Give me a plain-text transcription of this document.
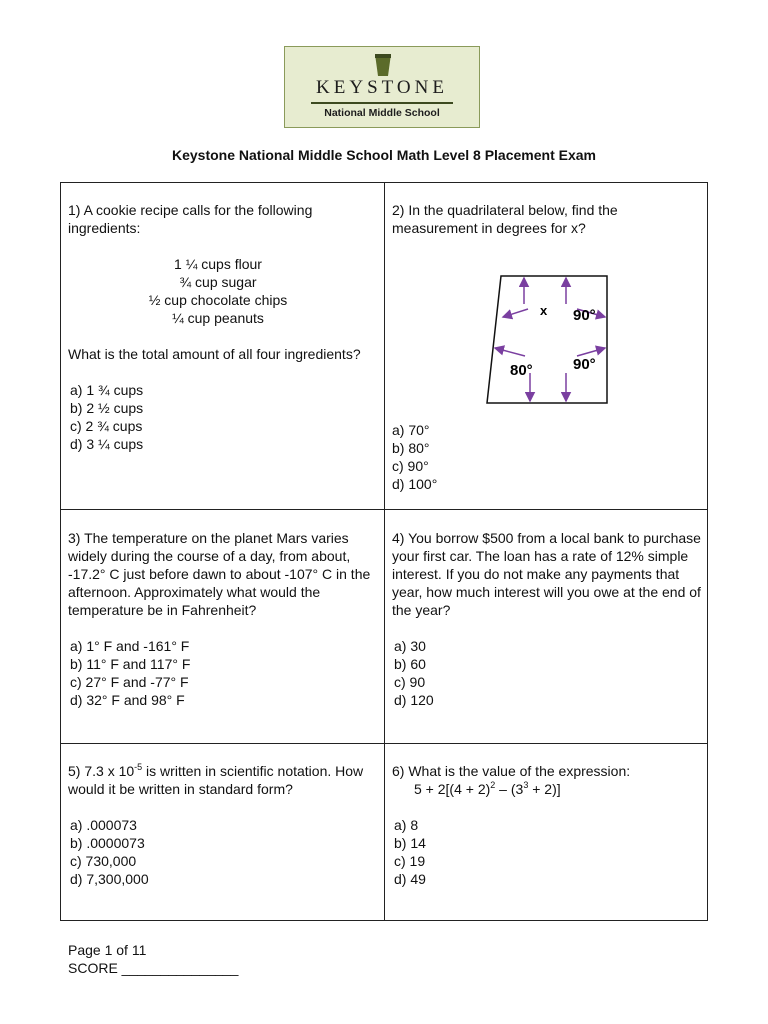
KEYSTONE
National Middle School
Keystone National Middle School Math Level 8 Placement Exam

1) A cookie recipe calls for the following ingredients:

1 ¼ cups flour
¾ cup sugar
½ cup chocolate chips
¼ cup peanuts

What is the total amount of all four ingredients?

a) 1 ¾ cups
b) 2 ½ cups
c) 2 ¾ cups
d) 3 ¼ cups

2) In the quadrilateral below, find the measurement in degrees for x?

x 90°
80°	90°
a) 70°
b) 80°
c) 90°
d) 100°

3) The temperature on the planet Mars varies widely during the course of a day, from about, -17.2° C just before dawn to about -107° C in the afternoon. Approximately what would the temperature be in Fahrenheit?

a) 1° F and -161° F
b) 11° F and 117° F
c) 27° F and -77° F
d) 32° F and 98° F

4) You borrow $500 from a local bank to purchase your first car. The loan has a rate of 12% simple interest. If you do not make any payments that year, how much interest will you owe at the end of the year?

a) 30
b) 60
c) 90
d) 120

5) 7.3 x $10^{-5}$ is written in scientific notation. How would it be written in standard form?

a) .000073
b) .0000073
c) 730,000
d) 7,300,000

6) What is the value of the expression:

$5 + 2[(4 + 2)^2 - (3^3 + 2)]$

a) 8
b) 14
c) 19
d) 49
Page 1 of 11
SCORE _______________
-.-.-
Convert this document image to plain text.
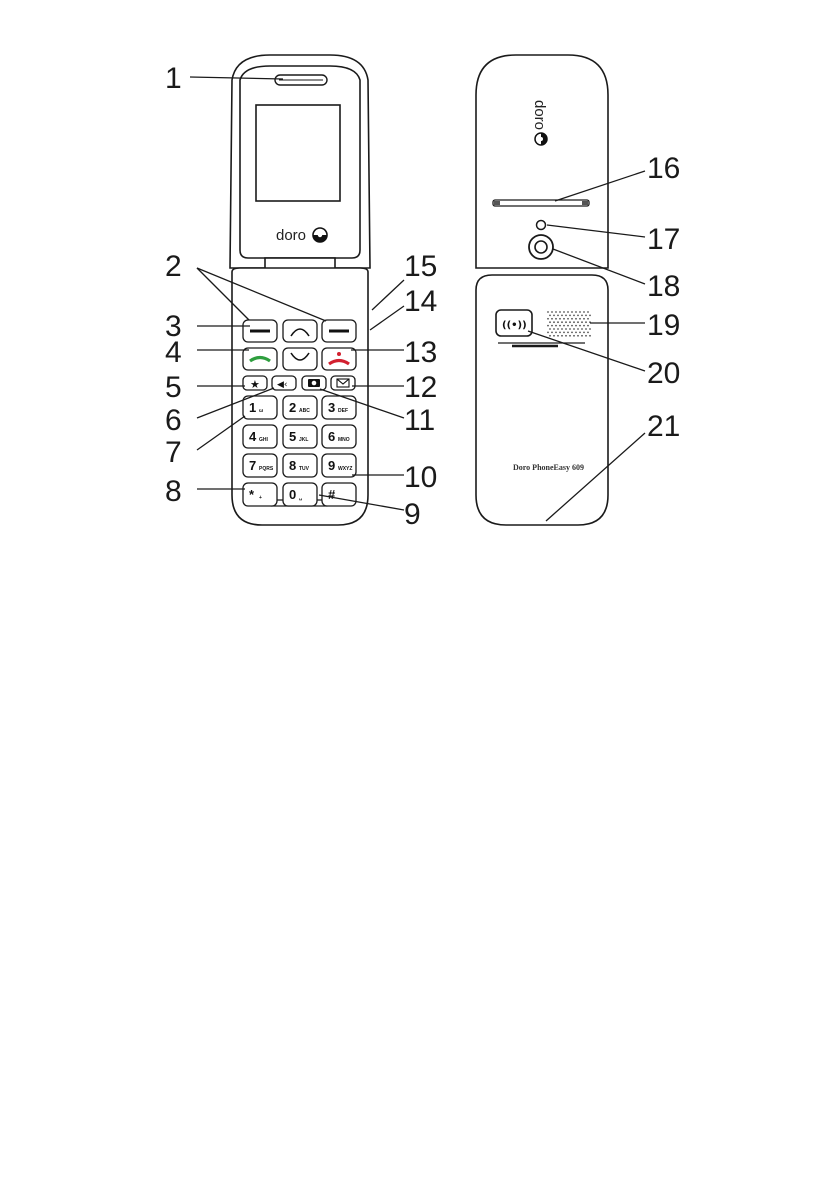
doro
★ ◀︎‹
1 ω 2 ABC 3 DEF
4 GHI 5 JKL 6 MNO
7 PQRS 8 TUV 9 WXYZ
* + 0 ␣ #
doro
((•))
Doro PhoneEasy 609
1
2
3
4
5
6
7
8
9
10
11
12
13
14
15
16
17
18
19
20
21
-.-.-
Exercise details> Return every line above that contains the word "National".

The response>
National Middle School
Keystone National Middle School Math Level 8 Placement Exam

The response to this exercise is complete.